Instructions to follow
Quote verbatim the material from its first line through the line containing "day-label-cell: 04 Fr [91,99,114,112]", with both of those lines included.

start

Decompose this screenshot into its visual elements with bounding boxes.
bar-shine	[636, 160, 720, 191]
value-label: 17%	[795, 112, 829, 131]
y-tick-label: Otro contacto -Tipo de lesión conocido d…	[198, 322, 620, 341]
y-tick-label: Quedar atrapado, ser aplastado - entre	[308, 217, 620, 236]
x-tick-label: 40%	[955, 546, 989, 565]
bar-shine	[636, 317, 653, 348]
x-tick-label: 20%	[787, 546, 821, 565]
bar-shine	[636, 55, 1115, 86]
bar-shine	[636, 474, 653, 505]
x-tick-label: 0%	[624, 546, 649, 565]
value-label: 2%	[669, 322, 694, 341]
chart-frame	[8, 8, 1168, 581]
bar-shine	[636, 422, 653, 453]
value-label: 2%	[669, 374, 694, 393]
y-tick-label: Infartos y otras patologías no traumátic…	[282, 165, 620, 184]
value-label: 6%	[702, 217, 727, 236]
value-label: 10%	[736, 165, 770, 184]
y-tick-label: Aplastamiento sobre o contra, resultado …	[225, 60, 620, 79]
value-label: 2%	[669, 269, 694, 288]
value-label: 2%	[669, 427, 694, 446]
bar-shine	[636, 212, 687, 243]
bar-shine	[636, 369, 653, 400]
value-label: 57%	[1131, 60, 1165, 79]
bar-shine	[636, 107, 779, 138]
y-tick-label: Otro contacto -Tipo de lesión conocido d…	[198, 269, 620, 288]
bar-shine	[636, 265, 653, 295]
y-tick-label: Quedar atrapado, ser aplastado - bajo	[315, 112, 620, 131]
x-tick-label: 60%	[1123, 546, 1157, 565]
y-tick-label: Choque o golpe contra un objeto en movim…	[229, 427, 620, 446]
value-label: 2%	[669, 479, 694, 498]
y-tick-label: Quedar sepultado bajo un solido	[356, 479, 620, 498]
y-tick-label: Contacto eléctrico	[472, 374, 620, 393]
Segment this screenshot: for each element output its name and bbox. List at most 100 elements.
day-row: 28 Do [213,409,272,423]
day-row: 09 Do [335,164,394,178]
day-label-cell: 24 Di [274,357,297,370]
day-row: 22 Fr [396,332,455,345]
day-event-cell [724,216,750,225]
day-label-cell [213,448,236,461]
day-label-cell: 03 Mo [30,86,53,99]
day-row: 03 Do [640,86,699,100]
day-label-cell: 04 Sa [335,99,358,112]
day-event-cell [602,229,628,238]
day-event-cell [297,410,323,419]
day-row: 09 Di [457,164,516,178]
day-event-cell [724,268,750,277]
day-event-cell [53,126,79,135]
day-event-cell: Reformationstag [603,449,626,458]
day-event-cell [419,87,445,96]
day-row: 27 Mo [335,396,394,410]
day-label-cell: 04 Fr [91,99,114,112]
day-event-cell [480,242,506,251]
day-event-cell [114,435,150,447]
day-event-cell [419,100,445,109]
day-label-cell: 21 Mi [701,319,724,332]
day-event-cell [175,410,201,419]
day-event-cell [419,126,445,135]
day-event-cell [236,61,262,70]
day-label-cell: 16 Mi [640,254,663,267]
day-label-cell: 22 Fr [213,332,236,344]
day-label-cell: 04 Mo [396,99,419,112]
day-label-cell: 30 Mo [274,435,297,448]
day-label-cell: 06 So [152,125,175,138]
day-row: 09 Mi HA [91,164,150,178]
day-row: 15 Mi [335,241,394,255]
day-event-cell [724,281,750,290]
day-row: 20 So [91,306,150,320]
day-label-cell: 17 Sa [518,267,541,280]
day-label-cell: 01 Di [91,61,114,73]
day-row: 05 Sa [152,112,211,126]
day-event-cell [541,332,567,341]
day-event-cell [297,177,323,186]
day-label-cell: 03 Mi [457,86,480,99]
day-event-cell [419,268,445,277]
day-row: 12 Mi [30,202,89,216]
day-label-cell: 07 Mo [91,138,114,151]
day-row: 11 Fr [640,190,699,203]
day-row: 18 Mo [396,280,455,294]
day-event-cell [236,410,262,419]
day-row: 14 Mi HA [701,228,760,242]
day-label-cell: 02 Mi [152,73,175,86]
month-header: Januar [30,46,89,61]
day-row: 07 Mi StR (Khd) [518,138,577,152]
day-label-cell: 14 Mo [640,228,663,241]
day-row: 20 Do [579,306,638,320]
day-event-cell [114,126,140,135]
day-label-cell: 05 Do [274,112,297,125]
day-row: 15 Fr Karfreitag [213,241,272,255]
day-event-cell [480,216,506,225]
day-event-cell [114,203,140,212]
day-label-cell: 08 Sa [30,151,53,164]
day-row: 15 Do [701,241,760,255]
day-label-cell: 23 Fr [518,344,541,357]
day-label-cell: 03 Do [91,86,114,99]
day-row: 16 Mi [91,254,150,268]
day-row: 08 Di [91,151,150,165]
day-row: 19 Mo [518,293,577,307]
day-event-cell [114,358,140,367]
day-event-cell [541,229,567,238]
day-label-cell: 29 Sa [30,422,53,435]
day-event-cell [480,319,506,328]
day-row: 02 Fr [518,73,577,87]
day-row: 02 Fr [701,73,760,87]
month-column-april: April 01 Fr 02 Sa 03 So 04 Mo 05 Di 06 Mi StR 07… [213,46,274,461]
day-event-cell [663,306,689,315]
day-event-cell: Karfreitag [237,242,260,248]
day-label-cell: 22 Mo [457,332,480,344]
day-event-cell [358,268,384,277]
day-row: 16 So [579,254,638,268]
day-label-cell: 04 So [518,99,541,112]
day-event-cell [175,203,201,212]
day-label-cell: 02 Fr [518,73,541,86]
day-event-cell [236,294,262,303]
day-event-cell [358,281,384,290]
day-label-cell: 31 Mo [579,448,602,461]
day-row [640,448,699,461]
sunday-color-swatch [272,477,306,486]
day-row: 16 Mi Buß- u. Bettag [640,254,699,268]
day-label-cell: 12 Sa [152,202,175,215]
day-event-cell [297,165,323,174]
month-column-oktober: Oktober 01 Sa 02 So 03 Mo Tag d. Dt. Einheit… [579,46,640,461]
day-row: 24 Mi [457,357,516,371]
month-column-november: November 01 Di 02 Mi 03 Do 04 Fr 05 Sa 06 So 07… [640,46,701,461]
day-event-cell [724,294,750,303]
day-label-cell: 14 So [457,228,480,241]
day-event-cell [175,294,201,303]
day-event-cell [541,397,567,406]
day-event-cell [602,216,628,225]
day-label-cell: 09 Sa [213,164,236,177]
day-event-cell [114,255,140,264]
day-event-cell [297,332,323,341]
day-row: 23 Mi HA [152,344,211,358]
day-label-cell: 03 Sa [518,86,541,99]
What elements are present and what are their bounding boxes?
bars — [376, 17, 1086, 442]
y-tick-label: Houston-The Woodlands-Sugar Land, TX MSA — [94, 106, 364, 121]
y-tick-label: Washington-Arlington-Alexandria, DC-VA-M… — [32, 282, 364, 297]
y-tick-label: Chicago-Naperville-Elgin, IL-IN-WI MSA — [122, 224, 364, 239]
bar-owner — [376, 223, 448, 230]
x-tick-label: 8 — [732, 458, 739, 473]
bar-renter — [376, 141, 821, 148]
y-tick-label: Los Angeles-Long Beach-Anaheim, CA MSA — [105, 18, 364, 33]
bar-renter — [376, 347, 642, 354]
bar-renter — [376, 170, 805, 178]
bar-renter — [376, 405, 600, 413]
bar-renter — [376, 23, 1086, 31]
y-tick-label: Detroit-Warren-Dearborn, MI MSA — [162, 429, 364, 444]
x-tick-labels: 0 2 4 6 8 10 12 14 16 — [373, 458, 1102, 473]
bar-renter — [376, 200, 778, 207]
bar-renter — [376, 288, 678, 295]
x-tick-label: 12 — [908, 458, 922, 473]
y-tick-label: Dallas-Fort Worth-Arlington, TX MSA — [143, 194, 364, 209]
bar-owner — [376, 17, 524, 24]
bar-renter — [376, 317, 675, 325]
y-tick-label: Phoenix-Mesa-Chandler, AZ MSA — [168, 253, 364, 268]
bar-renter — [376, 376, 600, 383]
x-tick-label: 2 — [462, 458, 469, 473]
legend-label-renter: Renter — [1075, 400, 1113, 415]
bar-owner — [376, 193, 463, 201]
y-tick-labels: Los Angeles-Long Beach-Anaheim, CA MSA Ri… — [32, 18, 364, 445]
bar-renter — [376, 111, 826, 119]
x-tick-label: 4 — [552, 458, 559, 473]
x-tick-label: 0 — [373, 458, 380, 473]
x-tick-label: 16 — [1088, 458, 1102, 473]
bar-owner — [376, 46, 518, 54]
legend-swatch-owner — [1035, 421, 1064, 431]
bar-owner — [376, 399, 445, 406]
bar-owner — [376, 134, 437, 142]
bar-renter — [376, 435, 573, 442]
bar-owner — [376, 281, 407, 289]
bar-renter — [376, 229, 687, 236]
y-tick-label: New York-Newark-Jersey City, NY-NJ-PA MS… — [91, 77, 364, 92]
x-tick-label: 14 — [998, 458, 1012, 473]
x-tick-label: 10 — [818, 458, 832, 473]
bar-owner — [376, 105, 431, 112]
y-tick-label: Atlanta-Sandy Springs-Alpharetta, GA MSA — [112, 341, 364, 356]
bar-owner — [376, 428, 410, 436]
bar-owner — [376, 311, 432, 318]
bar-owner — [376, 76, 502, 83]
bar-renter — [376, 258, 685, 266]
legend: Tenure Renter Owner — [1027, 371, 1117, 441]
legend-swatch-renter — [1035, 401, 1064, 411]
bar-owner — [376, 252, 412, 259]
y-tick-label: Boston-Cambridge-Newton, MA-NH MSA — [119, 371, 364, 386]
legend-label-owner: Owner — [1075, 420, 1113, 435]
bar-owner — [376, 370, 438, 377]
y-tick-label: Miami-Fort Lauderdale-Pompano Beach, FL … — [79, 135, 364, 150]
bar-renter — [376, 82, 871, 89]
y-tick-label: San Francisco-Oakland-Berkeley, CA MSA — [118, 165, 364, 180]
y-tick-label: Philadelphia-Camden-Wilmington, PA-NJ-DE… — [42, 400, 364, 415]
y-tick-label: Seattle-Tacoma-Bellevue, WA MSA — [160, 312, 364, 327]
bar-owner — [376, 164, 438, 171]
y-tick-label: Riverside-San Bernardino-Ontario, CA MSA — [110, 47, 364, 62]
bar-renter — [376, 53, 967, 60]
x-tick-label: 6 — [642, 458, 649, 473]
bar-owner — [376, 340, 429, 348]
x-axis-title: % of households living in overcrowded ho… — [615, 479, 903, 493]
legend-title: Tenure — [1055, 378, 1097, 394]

end

Complete response
Decompose this screenshot into its visual elements with bounding boxes.
bar-shine	[636, 160, 720, 191]
value-label: 17%	[795, 112, 829, 131]
y-tick-label: Otro contacto -Tipo de lesión conocido d…	[198, 322, 620, 341]
y-tick-label: Quedar atrapado, ser aplastado - entre	[308, 217, 620, 236]
x-tick-label: 40%	[955, 546, 989, 565]
bar-shine	[636, 317, 653, 348]
x-tick-label: 20%	[787, 546, 821, 565]
bar-shine	[636, 55, 1115, 86]
bar-shine	[636, 474, 653, 505]
x-tick-label: 0%	[624, 546, 649, 565]
value-label: 2%	[669, 322, 694, 341]
chart-frame	[8, 8, 1168, 581]
bar-shine	[636, 422, 653, 453]
value-label: 2%	[669, 374, 694, 393]
y-tick-label: Infartos y otras patologías no traumátic…	[282, 165, 620, 184]
value-label: 6%	[702, 217, 727, 236]
value-label: 10%	[736, 165, 770, 184]
y-tick-label: Aplastamiento sobre o contra, resultado …	[225, 60, 620, 79]
value-label: 2%	[669, 269, 694, 288]
value-label: 2%	[669, 427, 694, 446]
bar-shine	[636, 212, 687, 243]
bar-shine	[636, 369, 653, 400]
value-label: 57%	[1131, 60, 1165, 79]
bar-shine	[636, 107, 779, 138]
y-tick-label: Otro contacto -Tipo de lesión conocido d…	[198, 269, 620, 288]
bar-shine	[636, 265, 653, 295]
y-tick-label: Quedar atrapado, ser aplastado - bajo	[315, 112, 620, 131]
x-tick-label: 60%	[1123, 546, 1157, 565]
y-tick-label: Choque o golpe contra un objeto en movim…	[229, 427, 620, 446]
value-label: 2%	[669, 479, 694, 498]
y-tick-label: Quedar sepultado bajo un solido	[356, 479, 620, 498]
y-tick-label: Contacto eléctrico	[472, 374, 620, 393]
Segment this screenshot: for each element output its name and bbox. List at most 100 elements.
day-row: 28 Do [213,409,272,423]
day-row: 09 Do [335,164,394,178]
day-label-cell: 24 Di [274,357,297,370]
day-row: 22 Fr [396,332,455,345]
day-event-cell [724,216,750,225]
day-label-cell [213,448,236,461]
day-label-cell: 03 Mo [30,86,53,99]
day-row: 03 Do [640,86,699,100]
day-label-cell: 04 Sa [335,99,358,112]
day-event-cell [602,229,628,238]
day-event-cell [297,410,323,419]
day-row: 09 Di [457,164,516,178]
day-event-cell [724,268,750,277]
day-event-cell [53,126,79,135]
day-event-cell: Reformationstag [603,449,626,458]
day-event-cell [419,87,445,96]
day-row: 27 Mo [335,396,394,410]
day-label-cell: 04 Fr [91,99,114,112]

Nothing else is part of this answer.